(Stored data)
----------
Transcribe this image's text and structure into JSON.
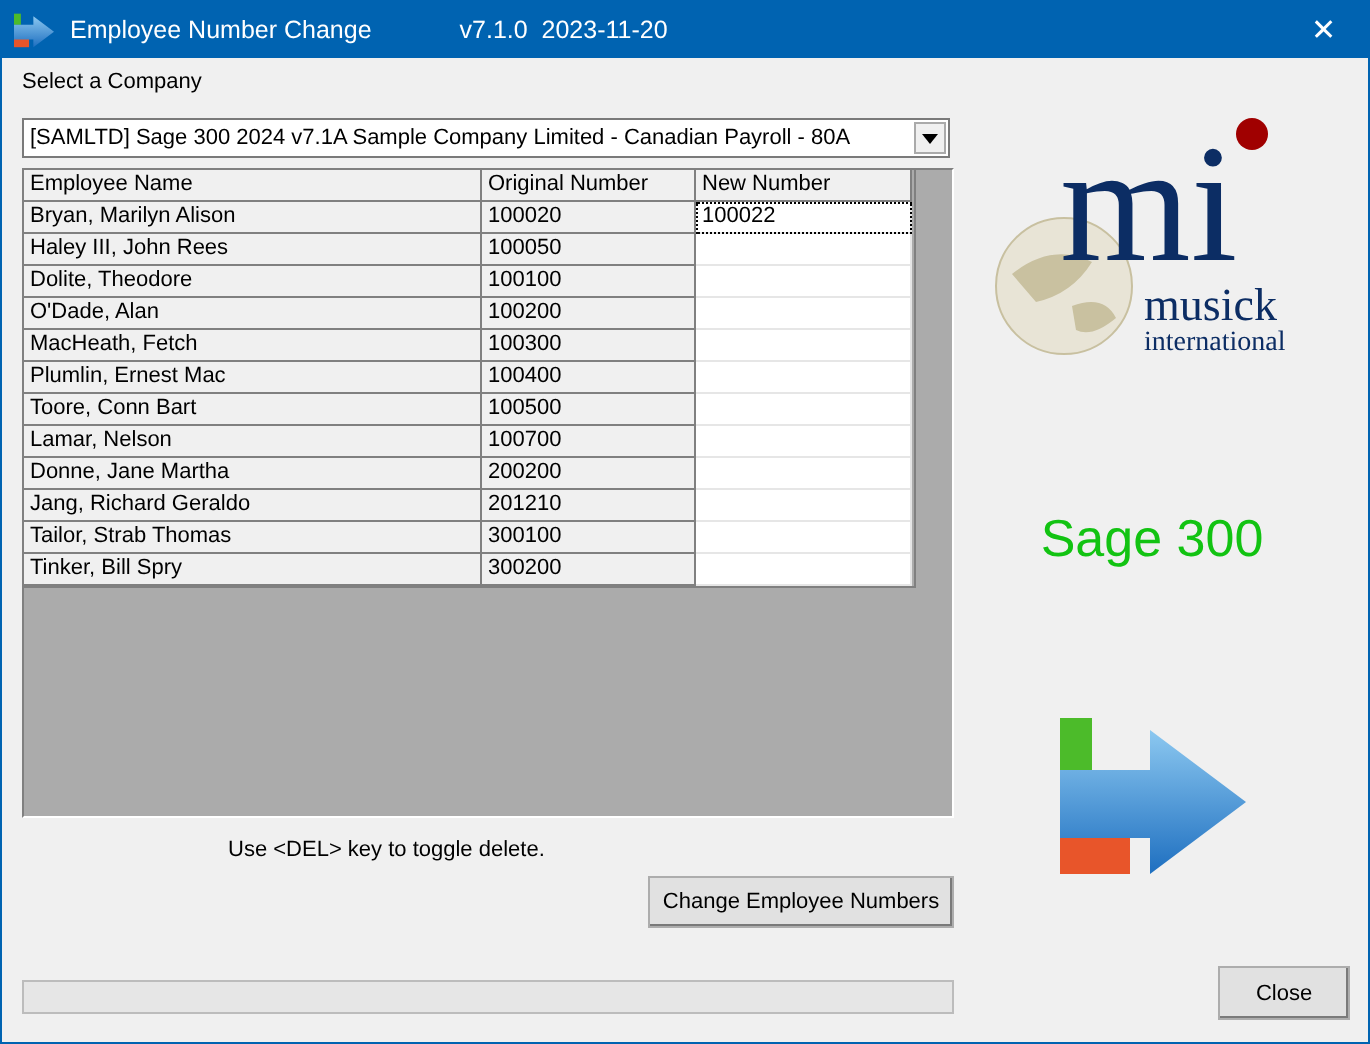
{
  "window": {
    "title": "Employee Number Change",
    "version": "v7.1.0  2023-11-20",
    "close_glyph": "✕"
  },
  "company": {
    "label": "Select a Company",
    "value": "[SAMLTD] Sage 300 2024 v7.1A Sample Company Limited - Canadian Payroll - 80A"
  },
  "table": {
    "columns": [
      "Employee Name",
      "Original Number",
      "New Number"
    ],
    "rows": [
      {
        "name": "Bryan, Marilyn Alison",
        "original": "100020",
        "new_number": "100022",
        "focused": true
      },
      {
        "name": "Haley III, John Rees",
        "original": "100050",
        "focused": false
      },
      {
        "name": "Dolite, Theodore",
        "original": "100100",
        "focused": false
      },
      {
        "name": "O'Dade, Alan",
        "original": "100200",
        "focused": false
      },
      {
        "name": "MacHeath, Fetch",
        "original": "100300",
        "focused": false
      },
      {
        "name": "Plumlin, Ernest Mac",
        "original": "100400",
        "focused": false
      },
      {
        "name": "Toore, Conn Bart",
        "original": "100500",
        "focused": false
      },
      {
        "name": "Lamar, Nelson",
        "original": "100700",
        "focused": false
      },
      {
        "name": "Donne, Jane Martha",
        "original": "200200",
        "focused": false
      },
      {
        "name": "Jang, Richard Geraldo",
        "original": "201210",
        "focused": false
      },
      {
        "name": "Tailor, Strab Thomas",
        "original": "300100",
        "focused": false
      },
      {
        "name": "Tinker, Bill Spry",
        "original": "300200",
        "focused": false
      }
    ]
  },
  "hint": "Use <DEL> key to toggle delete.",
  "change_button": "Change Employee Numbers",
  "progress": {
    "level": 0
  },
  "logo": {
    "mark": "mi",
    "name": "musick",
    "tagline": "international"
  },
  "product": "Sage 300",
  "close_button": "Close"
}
----------
Every line of the data above should be quoted exactly. Omit the pictures.

#### Result for this task:
Transcribe this image's text and structure into JSON.
{
  "window": {
    "title": "Employee Number Change",
    "version": "v7.1.0  2023-11-20",
    "close_glyph": "✕"
  },
  "company": {
    "label": "Select a Company",
    "value": "[SAMLTD] Sage 300 2024 v7.1A Sample Company Limited - Canadian Payroll - 80A"
  },
  "table": {
    "columns": [
      "Employee Name",
      "Original Number",
      "New Number"
    ],
    "rows": [
      {
        "name": "Bryan, Marilyn Alison",
        "original": "100020",
        "new_number": "100022",
        "focused": true
      },
      {
        "name": "Haley III, John Rees",
        "original": "100050",
        "focused": false
      },
      {
        "name": "Dolite, Theodore",
        "original": "100100",
        "focused": false
      },
      {
        "name": "O'Dade, Alan",
        "original": "100200",
        "focused": false
      },
      {
        "name": "MacHeath, Fetch",
        "original": "100300",
        "focused": false
      },
      {
        "name": "Plumlin, Ernest Mac",
        "original": "100400",
        "focused": false
      },
      {
        "name": "Toore, Conn Bart",
        "original": "100500",
        "focused": false
      },
      {
        "name": "Lamar, Nelson",
        "original": "100700",
        "focused": false
      },
      {
        "name": "Donne, Jane Martha",
        "original": "200200",
        "focused": false
      },
      {
        "name": "Jang, Richard Geraldo",
        "original": "201210",
        "focused": false
      },
      {
        "name": "Tailor, Strab Thomas",
        "original": "300100",
        "focused": false
      },
      {
        "name": "Tinker, Bill Spry",
        "original": "300200",
        "focused": false
      }
    ]
  },
  "hint": "Use <DEL> key to toggle delete.",
  "change_button": "Change Employee Numbers",
  "progress": {
    "level": 0
  },
  "logo": {
    "mark": "mi",
    "name": "musick",
    "tagline": "international"
  },
  "product": "Sage 300",
  "close_button": "Close"
}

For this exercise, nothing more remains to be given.